INSTRUCTIONS FOR THE TASK
Please reproduce the listing below line for line, without changing a character, and leave out any picture.

THE DATA
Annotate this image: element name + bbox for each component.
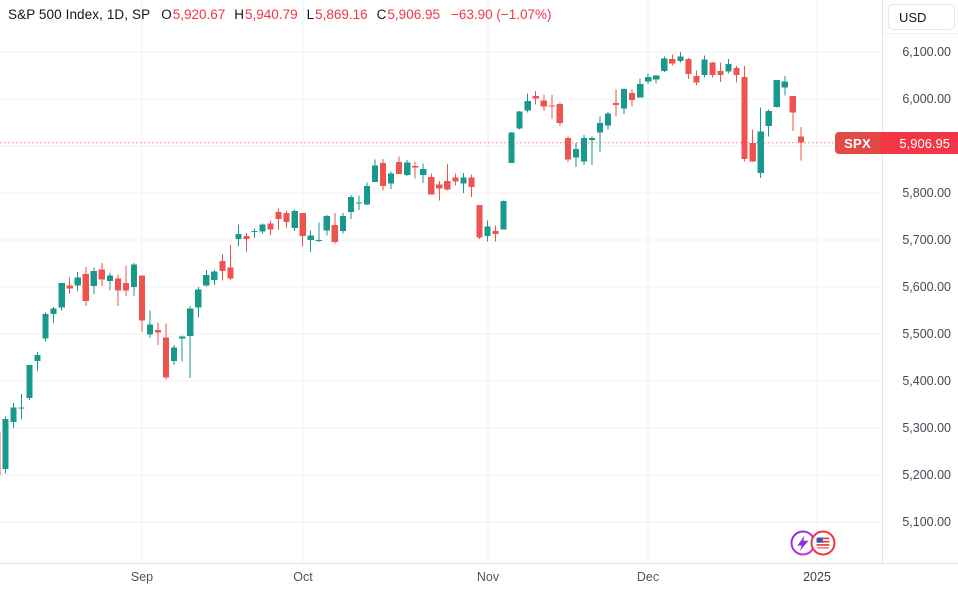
price-axis-label: 6,000.00 [902, 92, 951, 106]
price-axis-label: 6,100.00 [902, 45, 951, 59]
time-axis-label: Nov [476, 570, 500, 584]
price-axis-label: 5,500.00 [902, 327, 951, 341]
ohlc-l-value: L5,869.16 [306, 7, 368, 22]
price-change: −63.90 (−1.07%) [450, 7, 552, 22]
price-axis-label: 5,400.00 [902, 374, 951, 388]
last-price-tag: SPX 5,906.95 [835, 132, 958, 154]
price-axis-label: 5,200.00 [902, 468, 951, 482]
ohlc-o-value: O5,920.67 [161, 7, 226, 22]
time-axis[interactable]: Sep Oct Nov Dec 2025 [0, 563, 958, 593]
lightning-bolt-icon [797, 535, 809, 551]
provider-badges[interactable] [790, 530, 836, 556]
vertical-gridlines [141, 0, 818, 563]
time-axis-label: Oct [293, 570, 313, 584]
time-axis-label: Dec [636, 570, 660, 584]
symbol-title[interactable]: S&P 500 Index, 1D, SP [8, 7, 151, 22]
price-axis-label: 5,800.00 [902, 186, 951, 200]
candlestick-series[interactable] [0, 52, 804, 477]
symbol-legend: S&P 500 Index, 1D, SP O5,920.67 H5,940.79… [8, 7, 552, 22]
axis-separator [883, 33, 958, 34]
us-flag-badge[interactable] [810, 530, 836, 556]
time-axis-label: Sep [130, 570, 154, 584]
ohlc-values: O5,920.67 H5,940.79 L5,869.16 C5,906.95 [161, 7, 440, 22]
ohlc-h-value: H5,940.79 [234, 7, 298, 22]
price-axis[interactable]: USD 6,100.00 6,000.00 5,800.00 5,700.00 5,60… [882, 0, 958, 563]
us-flag-icon [816, 537, 830, 549]
ohlc-c-value: C5,906.95 [376, 7, 440, 22]
price-axis-label: 5,100.00 [902, 515, 951, 529]
price-axis-label: 5,700.00 [902, 233, 951, 247]
price-axis-label: 5,300.00 [902, 421, 951, 435]
price-axis-label: 5,600.00 [902, 280, 951, 294]
currency-toggle-button[interactable]: USD [888, 4, 955, 30]
time-axis-label: 2025 [803, 570, 831, 584]
price-tag-value: 5,906.95 [880, 132, 958, 154]
price-tag-symbol: SPX [835, 132, 880, 154]
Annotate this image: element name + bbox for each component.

THE RESULT
Annotate this image: element name + bbox for each component.
price-axis-label: 6,000.00 [902, 92, 951, 106]
price-axis-label: 6,100.00 [902, 45, 951, 59]
time-axis-label: Nov [476, 570, 500, 584]
price-axis-label: 5,500.00 [902, 327, 951, 341]
ohlc-l-value: L5,869.16 [306, 7, 368, 22]
price-change: −63.90 (−1.07%) [450, 7, 552, 22]
price-axis-label: 5,400.00 [902, 374, 951, 388]
last-price-tag: SPX 5,906.95 [835, 132, 958, 154]
price-axis-label: 5,200.00 [902, 468, 951, 482]
ohlc-o-value: O5,920.67 [161, 7, 226, 22]
time-axis[interactable]: Sep Oct Nov Dec 2025 [0, 563, 958, 593]
lightning-bolt-icon [797, 535, 809, 551]
provider-badges[interactable] [790, 530, 836, 556]
vertical-gridlines [141, 0, 818, 563]
time-axis-label: Oct [293, 570, 313, 584]
time-axis-label: Dec [636, 570, 660, 584]
symbol-title[interactable]: S&P 500 Index, 1D, SP [8, 7, 151, 22]
price-axis-label: 5,800.00 [902, 186, 951, 200]
candlestick-series[interactable] [0, 52, 804, 477]
symbol-legend: S&P 500 Index, 1D, SP O5,920.67 H5,940.79… [8, 7, 552, 22]
axis-separator [883, 33, 958, 34]
us-flag-badge[interactable] [810, 530, 836, 556]
time-axis-label: Sep [130, 570, 154, 584]
ohlc-values: O5,920.67 H5,940.79 L5,869.16 C5,906.95 [161, 7, 440, 22]
ohlc-h-value: H5,940.79 [234, 7, 298, 22]
price-axis[interactable]: USD 6,100.00 6,000.00 5,800.00 5,700.00 5,60… [882, 0, 958, 563]
us-flag-icon [816, 537, 830, 549]
ohlc-c-value: C5,906.95 [376, 7, 440, 22]
price-axis-label: 5,100.00 [902, 515, 951, 529]
price-axis-label: 5,700.00 [902, 233, 951, 247]
price-axis-label: 5,300.00 [902, 421, 951, 435]
price-axis-label: 5,600.00 [902, 280, 951, 294]
currency-toggle-button[interactable]: USD [888, 4, 955, 30]
time-axis-label: 2025 [803, 570, 831, 584]
price-tag-value: 5,906.95 [880, 132, 958, 154]
price-tag-symbol: SPX [835, 132, 880, 154]
Annotate this image: element name + bbox for each component.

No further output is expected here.